Problem requirements: Records follow. Copy every line with "devrait".

========================================

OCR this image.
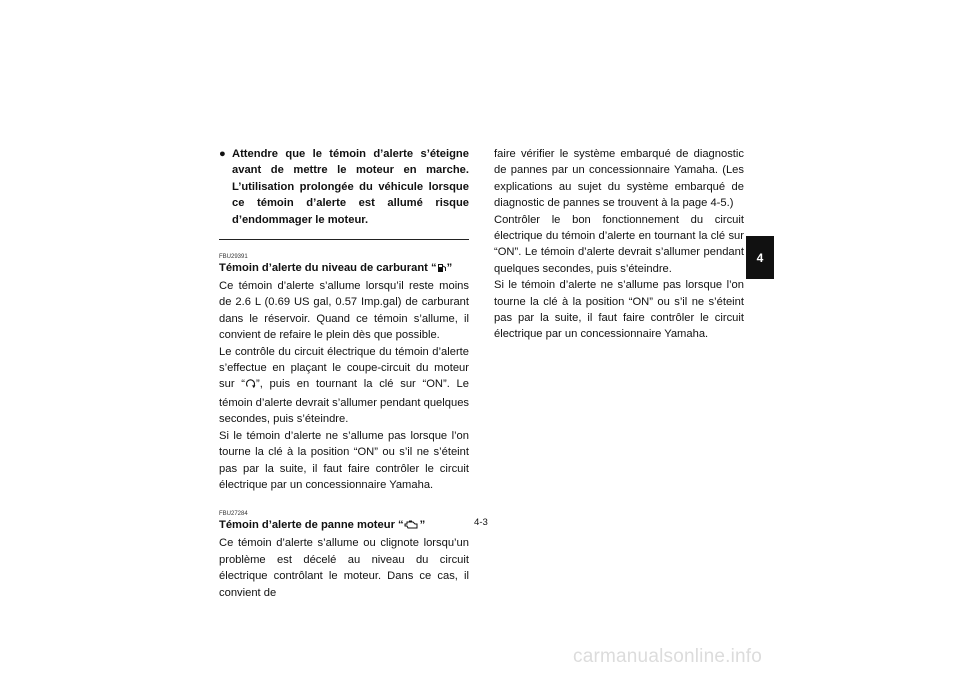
● Attendre que le témoin d’alerte s’éteigne avant de mettre le moteur en marche. L’utilisation prolongée du véhicule lorsque ce témoin d’alerte est allumé risque d’endommager le moteur.
FBU29391
Témoin d’alerte du niveau de carburant “ ”

Ce témoin d’alerte s’allume lorsqu’il reste moins de 2.6 L (0.69 US gal, 0.57 Imp.gal) de carburant dans le réservoir. Quand ce témoin s’allume, il convient de refaire le plein dès que possible.

Le contrôle du circuit électrique du témoin d’alerte s’effectue en plaçant le coupe-circuit du moteur sur “ ”, puis en tournant la clé sur “ON”. Le témoin d’alerte devrait s’allumer pendant quelques secondes, puis s’éteindre.

Si le témoin d’alerte ne s’allume pas lorsque l’on tourne la clé à la position “ON” ou s’il ne s’éteint pas par la suite, il faut faire contrôler le circuit électrique par un concessionnaire Yamaha.

FBU27284
Témoin d’alerte de panne moteur “ ”

Ce témoin d’alerte s’allume ou clignote lorsqu’un problème est décelé au niveau du circuit électrique contrôlant le moteur. Dans ce cas, il convient de

faire vérifier le système embarqué de diagnostic de pannes par un concessionnaire Yamaha. (Les explications au sujet du système embarqué de diagnostic de pannes se trouvent à la page 4-5.)

Contrôler le bon fonctionnement du circuit électrique du témoin d’alerte en tournant la clé sur “ON”. Le témoin d’alerte devrait s’allumer pendant quelques secondes, puis s’éteindre.

Si le témoin d’alerte ne s’allume pas lorsque l’on tourne la clé à la position “ON” ou s’il ne s’éteint pas par la suite, il faut faire contrôler le circuit électrique par un concessionnaire Yamaha.

4-3
4
carmanualsonline.info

========================================

Solution:
Le contrôle du circuit électrique du témoin d’alerte s’effectue en plaçant le coupe-circuit du moteur sur “ ”, puis en tournant la clé sur “ON”. Le témoin d’alerte devrait s’allumer pendant quelques secondes, puis s’éteindre.
Contrôler le bon fonctionnement du circuit électrique du témoin d’alerte en tournant la clé sur “ON”. Le témoin d’alerte devrait s’allumer pendant quelques secondes, puis s’éteindre.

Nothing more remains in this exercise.